** Material to process **
──────────────────────────────
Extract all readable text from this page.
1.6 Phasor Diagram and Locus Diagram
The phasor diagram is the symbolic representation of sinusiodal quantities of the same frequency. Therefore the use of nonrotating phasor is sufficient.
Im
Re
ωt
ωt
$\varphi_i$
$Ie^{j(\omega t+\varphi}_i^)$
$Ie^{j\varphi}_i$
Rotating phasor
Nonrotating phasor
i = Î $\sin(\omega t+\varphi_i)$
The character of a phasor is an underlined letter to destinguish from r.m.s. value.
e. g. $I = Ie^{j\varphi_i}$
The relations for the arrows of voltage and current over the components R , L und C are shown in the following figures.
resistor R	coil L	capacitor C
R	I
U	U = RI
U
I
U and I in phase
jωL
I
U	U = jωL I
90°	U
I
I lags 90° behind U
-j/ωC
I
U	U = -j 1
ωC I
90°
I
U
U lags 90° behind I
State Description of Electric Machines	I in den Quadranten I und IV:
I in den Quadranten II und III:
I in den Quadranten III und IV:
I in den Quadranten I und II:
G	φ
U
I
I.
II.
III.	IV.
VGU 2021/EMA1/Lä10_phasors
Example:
──────────────────────────────
** What to work on **
Write the entries again, exactly as they stand.

** Solved exercise **
Extract all readable text from this page.
1.6 Phasor Diagram and Locus Diagram
The phasor diagram is the symbolic representation of sinusiodal quantities of the same frequency. Therefore the use of nonrotating phasor is sufficient.
Im
Re
ωt
ωt
$\varphi_i$
$Ie^{j(\omega t+\varphi}_i^)$
$Ie^{j\varphi}_i$
Rotating phasor
Nonrotating phasor
i = Î $\sin(\omega t+\varphi_i)$
The character of a phasor is an underlined letter to destinguish from r.m.s. value.
e. g. $I = Ie^{j\varphi_i}$
The relations for the arrows of voltage and current over the components R , L und C are shown in the following figures.
resistor R	coil L	capacitor C
R	I
U	U = RI
U
I
U and I in phase
jωL
I
U	U = jωL I
90°	U
I
I lags 90° behind U
-j/ωC
I
U	U = -j 1
ωC I
90°
I
U
U lags 90° behind I
State Description of Electric Machines	I in den Quadranten I und IV:
I in den Quadranten II und III:
I in den Quadranten III und IV:
I in den Quadranten I und II:
G	φ
U
I
I.
II.
III.	IV.
VGU 2021/EMA1/Lä10_phasors
Example:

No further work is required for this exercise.